• **Requirements**
The records underneath are to be repeated exactly, with the pictures left out.

• **Supplied material**
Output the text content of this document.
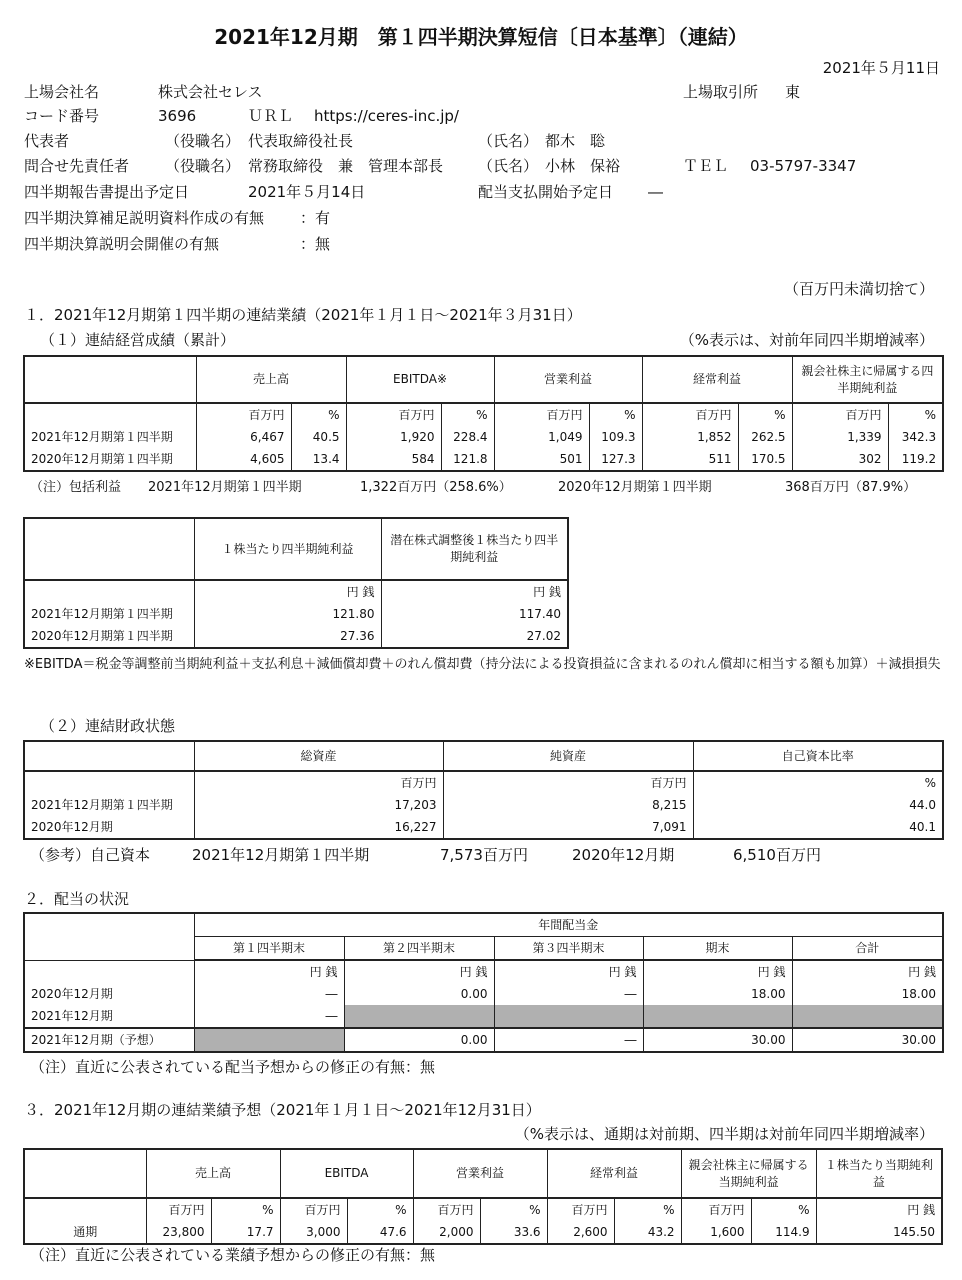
2021年12月期　第１四半期決算短信〔日本基準〕（連結）
2021年５月11日
上場会社名	株式会社セレス	上場取引所 東
コード番号	3696	ＵＲＬ https://ceres-inc.jp/
代表者	（役職名） 代表取締役社長	（氏名） 都木　聡
問合せ先責任者 （役職名） 常務取締役　兼　管理本部長 （氏名） 小林　保裕	ＴＥＬ 03-5797-3347
四半期報告書提出予定日	2021年５月14日	配当支払開始予定日 ―
四半期決算補足説明資料作成の有無 ：有
四半期決算説明会開催の有無	：無
（百万円未満切捨て）
１．2021年12月期第１四半期の連結業績（2021年１月１日～2021年３月31日）
（１）連結経営成績（累計）	（%表示は、対前年同四半期増減率）
	売上高		EBITDA※		営業利益		経常利益		親会社株主に帰属する四半期純利益	
	百万円	%	百万円	%	百万円	%	百万円	%	百万円	%
2021年12月期第１四半期	6,467	40.5	1,920	228.4	1,049	109.3	1,852	262.5	1,339	342.3
2020年12月期第１四半期	4,605	13.4	584	121.8	501	127.3	511	170.5	302	119.2
（注）包括利益 2021年12月期第１四半期	1,322百万円（258.6%）	2020年12月期第１四半期	368百万円（87.9%）
	１株当たり四半期純利益	潜在株式調整後１株当たり四半期純利益
	円 銭	円 銭
2021年12月期第１四半期	121.80	117.40
2020年12月期第１四半期	27.36	27.02
※EBITDA＝税金等調整前当期純利益＋支払利息＋減価償却費＋のれん償却費（持分法による投資損益に含まれるのれん償却に相当する額も加算）＋減損損失
（２）連結財政状態
	総資産	純資産	自己資本比率
	百万円	百万円	%
2021年12月期第１四半期	17,203	8,215	44.0
2020年12月期	16,227	7,091	40.1
（参考）自己資本	2021年12月期第１四半期	7,573百万円	2020年12月期	6,510百万円
２．配当の状況
	年間配当金				
	第１四半期末	第２四半期末	第３四半期末	期末	合計
	円 銭	円 銭	円 銭	円 銭	円 銭
2020年12月期	―	0.00	―	18.00	18.00
2021年12月期	―				
2021年12月期（予想）		0.00	―	30.00	30.00
（注）直近に公表されている配当予想からの修正の有無：無
３．2021年12月期の連結業績予想（2021年１月１日～2021年12月31日）
（%表示は、通期は対前期、四半期は対前年同四半期増減率）
	売上高		EBITDA		営業利益		経常利益		親会社株主に帰属する当期純利益		１株当たり当期純利益
	百万円	%	百万円	%	百万円	%	百万円	%	百万円	%	円 銭
通期	23,800	17.7	3,000	47.6	2,000	33.6	2,600	43.2	1,600	114.9	145.50
（注）直近に公表されている業績予想からの修正の有無：無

• **Correct response**
Output the text content of this document.
2021年12月期　第１四半期決算短信〔日本基準〕（連結）
2021年５月11日
上場会社名	株式会社セレス	上場取引所 東
コード番号	3696	ＵＲＬ https://ceres-inc.jp/
代表者	（役職名） 代表取締役社長	（氏名） 都木　聡
問合せ先責任者 （役職名） 常務取締役　兼　管理本部長 （氏名） 小林　保裕	ＴＥＬ 03-5797-3347
四半期報告書提出予定日	2021年５月14日	配当支払開始予定日 ―
四半期決算補足説明資料作成の有無 ：有
四半期決算説明会開催の有無	：無
（百万円未満切捨て）
１．2021年12月期第１四半期の連結業績（2021年１月１日～2021年３月31日）
（１）連結経営成績（累計）	（%表示は、対前年同四半期増減率）
	売上高		EBITDA※		営業利益		経常利益		親会社株主に帰属する四半期純利益	
	百万円	%	百万円	%	百万円	%	百万円	%	百万円	%
2021年12月期第１四半期	6,467	40.5	1,920	228.4	1,049	109.3	1,852	262.5	1,339	342.3
2020年12月期第１四半期	4,605	13.4	584	121.8	501	127.3	511	170.5	302	119.2
（注）包括利益 2021年12月期第１四半期	1,322百万円（258.6%）	2020年12月期第１四半期	368百万円（87.9%）
	１株当たり四半期純利益	潜在株式調整後１株当たり四半期純利益
	円 銭	円 銭
2021年12月期第１四半期	121.80	117.40
2020年12月期第１四半期	27.36	27.02
※EBITDA＝税金等調整前当期純利益＋支払利息＋減価償却費＋のれん償却費（持分法による投資損益に含まれるのれん償却に相当する額も加算）＋減損損失
（２）連結財政状態
	総資産	純資産	自己資本比率
	百万円	百万円	%
2021年12月期第１四半期	17,203	8,215	44.0
2020年12月期	16,227	7,091	40.1
（参考）自己資本	2021年12月期第１四半期	7,573百万円	2020年12月期	6,510百万円
２．配当の状況
	年間配当金				
	第１四半期末	第２四半期末	第３四半期末	期末	合計
	円 銭	円 銭	円 銭	円 銭	円 銭
2020年12月期	―	0.00	―	18.00	18.00
2021年12月期	―				
2021年12月期（予想）		0.00	―	30.00	30.00
（注）直近に公表されている配当予想からの修正の有無：無
３．2021年12月期の連結業績予想（2021年１月１日～2021年12月31日）
（%表示は、通期は対前期、四半期は対前年同四半期増減率）
	売上高		EBITDA		営業利益		経常利益		親会社株主に帰属する当期純利益		１株当たり当期純利益
	百万円	%	百万円	%	百万円	%	百万円	%	百万円	%	円 銭
通期	23,800	17.7	3,000	47.6	2,000	33.6	2,600	43.2	1,600	114.9	145.50
（注）直近に公表されている業績予想からの修正の有無：無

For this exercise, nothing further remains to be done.